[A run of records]
* * * * * * *

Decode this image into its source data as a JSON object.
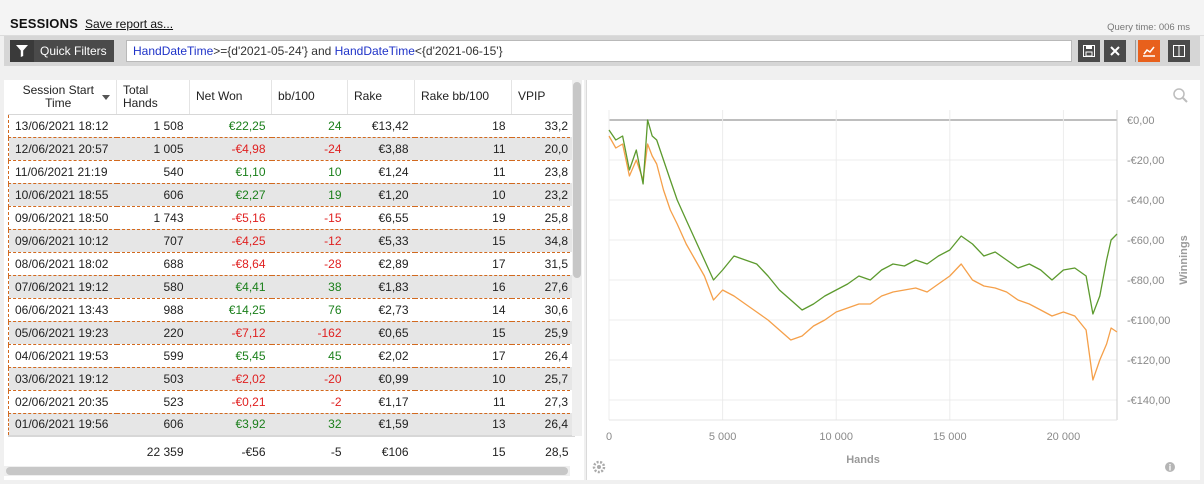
{
  "header": {
    "title": "SESSIONS",
    "save_link": "Save report as...",
    "query_time": "Query time: 006 ms"
  },
  "filter": {
    "button_label": "Quick Filters",
    "kw1": "HandDateTime",
    "op1": ">=",
    "val1": "{d'2021-05-24'}",
    "conj": " and ",
    "kw2": "HandDateTime",
    "op2": "<",
    "val2": "{d'2021-06-15'}"
  },
  "toolbar": {
    "icons": [
      "save-icon",
      "clear-icon",
      "chart-icon",
      "split-view-icon"
    ],
    "active_color": "#e8601c"
  },
  "table": {
    "columns": [
      "Session Start Time",
      "Total Hands",
      "Net Won",
      "bb/100",
      "Rake",
      "Rake bb/100",
      "VPIP"
    ],
    "rows": [
      [
        "13/06/2021 18:12",
        "1 508",
        "€22,25",
        "24",
        "€13,42",
        "18",
        "33,2"
      ],
      [
        "12/06/2021 20:57",
        "1 005",
        "-€4,98",
        "-24",
        "€3,88",
        "11",
        "20,0"
      ],
      [
        "11/06/2021 21:19",
        "540",
        "€1,10",
        "10",
        "€1,24",
        "11",
        "23,8"
      ],
      [
        "10/06/2021 18:55",
        "606",
        "€2,27",
        "19",
        "€1,20",
        "10",
        "23,2"
      ],
      [
        "09/06/2021 18:50",
        "1 743",
        "-€5,16",
        "-15",
        "€6,55",
        "19",
        "25,8"
      ],
      [
        "09/06/2021 10:12",
        "707",
        "-€4,25",
        "-12",
        "€5,33",
        "15",
        "34,8"
      ],
      [
        "08/06/2021 18:02",
        "688",
        "-€8,64",
        "-28",
        "€2,89",
        "17",
        "31,5"
      ],
      [
        "07/06/2021 19:12",
        "580",
        "€4,41",
        "38",
        "€1,83",
        "16",
        "27,6"
      ],
      [
        "06/06/2021 13:43",
        "988",
        "€14,25",
        "76",
        "€2,73",
        "14",
        "30,6"
      ],
      [
        "05/06/2021 19:23",
        "220",
        "-€7,12",
        "-162",
        "€0,65",
        "15",
        "25,9"
      ],
      [
        "04/06/2021 19:53",
        "599",
        "€5,45",
        "45",
        "€2,02",
        "17",
        "26,4"
      ],
      [
        "03/06/2021 19:12",
        "503",
        "-€2,02",
        "-20",
        "€0,99",
        "10",
        "25,7"
      ],
      [
        "02/06/2021 20:35",
        "523",
        "-€0,21",
        "-2",
        "€1,17",
        "11",
        "27,3"
      ],
      [
        "01/06/2021 19:56",
        "606",
        "€3,92",
        "32",
        "€1,59",
        "13",
        "26,4"
      ]
    ],
    "totals": [
      "",
      "22 359",
      "-€56",
      "-5",
      "€106",
      "15",
      "28,5"
    ]
  },
  "chart_data": {
    "type": "line",
    "xlabel": "Hands",
    "ylabel": "Winnings",
    "xlim": [
      0,
      22359
    ],
    "ylim": [
      -150,
      5
    ],
    "x_ticks": [
      0,
      5000,
      10000,
      15000,
      20000
    ],
    "x_tick_labels": [
      "0",
      "5 000",
      "10 000",
      "15 000",
      "20 000"
    ],
    "y_ticks": [
      0,
      -20,
      -40,
      -60,
      -80,
      -100,
      -120,
      -140
    ],
    "y_tick_labels": [
      "€0,00",
      "-€20,00",
      "-€40,00",
      "-€60,00",
      "-€80,00",
      "-€100,00",
      "-€120,00",
      "-€140,00"
    ],
    "grid": true,
    "series": [
      {
        "color": "#5c9a2e",
        "x": [
          0,
          300,
          600,
          900,
          1200,
          1500,
          1700,
          1900,
          2100,
          2400,
          2700,
          3000,
          3400,
          3800,
          4200,
          4600,
          5000,
          5500,
          6000,
          6500,
          7000,
          7500,
          8000,
          8500,
          9000,
          9500,
          10000,
          10500,
          11000,
          11500,
          12000,
          12500,
          13000,
          13500,
          14000,
          14500,
          15000,
          15500,
          16000,
          16500,
          17000,
          17500,
          18000,
          18500,
          19000,
          19500,
          20000,
          20500,
          21000,
          21300,
          21600,
          21900,
          22100,
          22359
        ],
        "y": [
          -5,
          -10,
          -8,
          -25,
          -15,
          -32,
          0,
          -8,
          -10,
          -20,
          -30,
          -40,
          -50,
          -60,
          -70,
          -80,
          -75,
          -68,
          -70,
          -72,
          -78,
          -85,
          -90,
          -95,
          -92,
          -88,
          -85,
          -82,
          -78,
          -80,
          -75,
          -72,
          -73,
          -70,
          -72,
          -68,
          -65,
          -58,
          -62,
          -68,
          -66,
          -70,
          -74,
          -72,
          -75,
          -80,
          -75,
          -74,
          -78,
          -97,
          -88,
          -70,
          -60,
          -57
        ]
      },
      {
        "color": "#f5a04a",
        "x": [
          0,
          300,
          600,
          900,
          1200,
          1500,
          1700,
          1900,
          2100,
          2400,
          2700,
          3000,
          3400,
          3800,
          4200,
          4600,
          5000,
          5500,
          6000,
          6500,
          7000,
          7500,
          8000,
          8500,
          9000,
          9500,
          10000,
          10500,
          11000,
          11500,
          12000,
          12500,
          13000,
          13500,
          14000,
          14500,
          15000,
          15500,
          16000,
          16500,
          17000,
          17500,
          18000,
          18500,
          19000,
          19500,
          20000,
          20500,
          21000,
          21300,
          21600,
          21900,
          22100,
          22359
        ],
        "y": [
          -8,
          -14,
          -12,
          -28,
          -20,
          -30,
          -12,
          -18,
          -22,
          -35,
          -45,
          -52,
          -62,
          -70,
          -78,
          -90,
          -85,
          -88,
          -92,
          -96,
          -100,
          -105,
          -110,
          -108,
          -103,
          -100,
          -96,
          -94,
          -92,
          -92,
          -88,
          -86,
          -85,
          -84,
          -86,
          -82,
          -78,
          -72,
          -80,
          -83,
          -84,
          -86,
          -90,
          -92,
          -95,
          -98,
          -96,
          -98,
          -105,
          -130,
          -120,
          -112,
          -104,
          -106
        ]
      }
    ]
  }
}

* * * * * * *

Without the pictures, repeat the listing above exactly.

■ **Correct answer**
Decode this image into its source data as a JSON object.
{
  "header": {
    "title": "SESSIONS",
    "save_link": "Save report as...",
    "query_time": "Query time: 006 ms"
  },
  "filter": {
    "button_label": "Quick Filters",
    "kw1": "HandDateTime",
    "op1": ">=",
    "val1": "{d'2021-05-24'}",
    "conj": " and ",
    "kw2": "HandDateTime",
    "op2": "<",
    "val2": "{d'2021-06-15'}"
  },
  "toolbar": {
    "icons": [
      "save-icon",
      "clear-icon",
      "chart-icon",
      "split-view-icon"
    ],
    "active_color": "#e8601c"
  },
  "table": {
    "columns": [
      "Session Start Time",
      "Total Hands",
      "Net Won",
      "bb/100",
      "Rake",
      "Rake bb/100",
      "VPIP"
    ],
    "rows": [
      [
        "13/06/2021 18:12",
        "1 508",
        "€22,25",
        "24",
        "€13,42",
        "18",
        "33,2"
      ],
      [
        "12/06/2021 20:57",
        "1 005",
        "-€4,98",
        "-24",
        "€3,88",
        "11",
        "20,0"
      ],
      [
        "11/06/2021 21:19",
        "540",
        "€1,10",
        "10",
        "€1,24",
        "11",
        "23,8"
      ],
      [
        "10/06/2021 18:55",
        "606",
        "€2,27",
        "19",
        "€1,20",
        "10",
        "23,2"
      ],
      [
        "09/06/2021 18:50",
        "1 743",
        "-€5,16",
        "-15",
        "€6,55",
        "19",
        "25,8"
      ],
      [
        "09/06/2021 10:12",
        "707",
        "-€4,25",
        "-12",
        "€5,33",
        "15",
        "34,8"
      ],
      [
        "08/06/2021 18:02",
        "688",
        "-€8,64",
        "-28",
        "€2,89",
        "17",
        "31,5"
      ],
      [
        "07/06/2021 19:12",
        "580",
        "€4,41",
        "38",
        "€1,83",
        "16",
        "27,6"
      ],
      [
        "06/06/2021 13:43",
        "988",
        "€14,25",
        "76",
        "€2,73",
        "14",
        "30,6"
      ],
      [
        "05/06/2021 19:23",
        "220",
        "-€7,12",
        "-162",
        "€0,65",
        "15",
        "25,9"
      ],
      [
        "04/06/2021 19:53",
        "599",
        "€5,45",
        "45",
        "€2,02",
        "17",
        "26,4"
      ],
      [
        "03/06/2021 19:12",
        "503",
        "-€2,02",
        "-20",
        "€0,99",
        "10",
        "25,7"
      ],
      [
        "02/06/2021 20:35",
        "523",
        "-€0,21",
        "-2",
        "€1,17",
        "11",
        "27,3"
      ],
      [
        "01/06/2021 19:56",
        "606",
        "€3,92",
        "32",
        "€1,59",
        "13",
        "26,4"
      ]
    ],
    "totals": [
      "",
      "22 359",
      "-€56",
      "-5",
      "€106",
      "15",
      "28,5"
    ]
  },
  "chart_data": {
    "type": "line",
    "xlabel": "Hands",
    "ylabel": "Winnings",
    "xlim": [
      0,
      22359
    ],
    "ylim": [
      -150,
      5
    ],
    "x_ticks": [
      0,
      5000,
      10000,
      15000,
      20000
    ],
    "x_tick_labels": [
      "0",
      "5 000",
      "10 000",
      "15 000",
      "20 000"
    ],
    "y_ticks": [
      0,
      -20,
      -40,
      -60,
      -80,
      -100,
      -120,
      -140
    ],
    "y_tick_labels": [
      "€0,00",
      "-€20,00",
      "-€40,00",
      "-€60,00",
      "-€80,00",
      "-€100,00",
      "-€120,00",
      "-€140,00"
    ],
    "grid": true,
    "series": [
      {
        "color": "#5c9a2e",
        "x": [
          0,
          300,
          600,
          900,
          1200,
          1500,
          1700,
          1900,
          2100,
          2400,
          2700,
          3000,
          3400,
          3800,
          4200,
          4600,
          5000,
          5500,
          6000,
          6500,
          7000,
          7500,
          8000,
          8500,
          9000,
          9500,
          10000,
          10500,
          11000,
          11500,
          12000,
          12500,
          13000,
          13500,
          14000,
          14500,
          15000,
          15500,
          16000,
          16500,
          17000,
          17500,
          18000,
          18500,
          19000,
          19500,
          20000,
          20500,
          21000,
          21300,
          21600,
          21900,
          22100,
          22359
        ],
        "y": [
          -5,
          -10,
          -8,
          -25,
          -15,
          -32,
          0,
          -8,
          -10,
          -20,
          -30,
          -40,
          -50,
          -60,
          -70,
          -80,
          -75,
          -68,
          -70,
          -72,
          -78,
          -85,
          -90,
          -95,
          -92,
          -88,
          -85,
          -82,
          -78,
          -80,
          -75,
          -72,
          -73,
          -70,
          -72,
          -68,
          -65,
          -58,
          -62,
          -68,
          -66,
          -70,
          -74,
          -72,
          -75,
          -80,
          -75,
          -74,
          -78,
          -97,
          -88,
          -70,
          -60,
          -57
        ]
      },
      {
        "color": "#f5a04a",
        "x": [
          0,
          300,
          600,
          900,
          1200,
          1500,
          1700,
          1900,
          2100,
          2400,
          2700,
          3000,
          3400,
          3800,
          4200,
          4600,
          5000,
          5500,
          6000,
          6500,
          7000,
          7500,
          8000,
          8500,
          9000,
          9500,
          10000,
          10500,
          11000,
          11500,
          12000,
          12500,
          13000,
          13500,
          14000,
          14500,
          15000,
          15500,
          16000,
          16500,
          17000,
          17500,
          18000,
          18500,
          19000,
          19500,
          20000,
          20500,
          21000,
          21300,
          21600,
          21900,
          22100,
          22359
        ],
        "y": [
          -8,
          -14,
          -12,
          -28,
          -20,
          -30,
          -12,
          -18,
          -22,
          -35,
          -45,
          -52,
          -62,
          -70,
          -78,
          -90,
          -85,
          -88,
          -92,
          -96,
          -100,
          -105,
          -110,
          -108,
          -103,
          -100,
          -96,
          -94,
          -92,
          -92,
          -88,
          -86,
          -85,
          -84,
          -86,
          -82,
          -78,
          -72,
          -80,
          -83,
          -84,
          -86,
          -90,
          -92,
          -95,
          -98,
          -96,
          -98,
          -105,
          -130,
          -120,
          -112,
          -104,
          -106
        ]
      }
    ]
  }
}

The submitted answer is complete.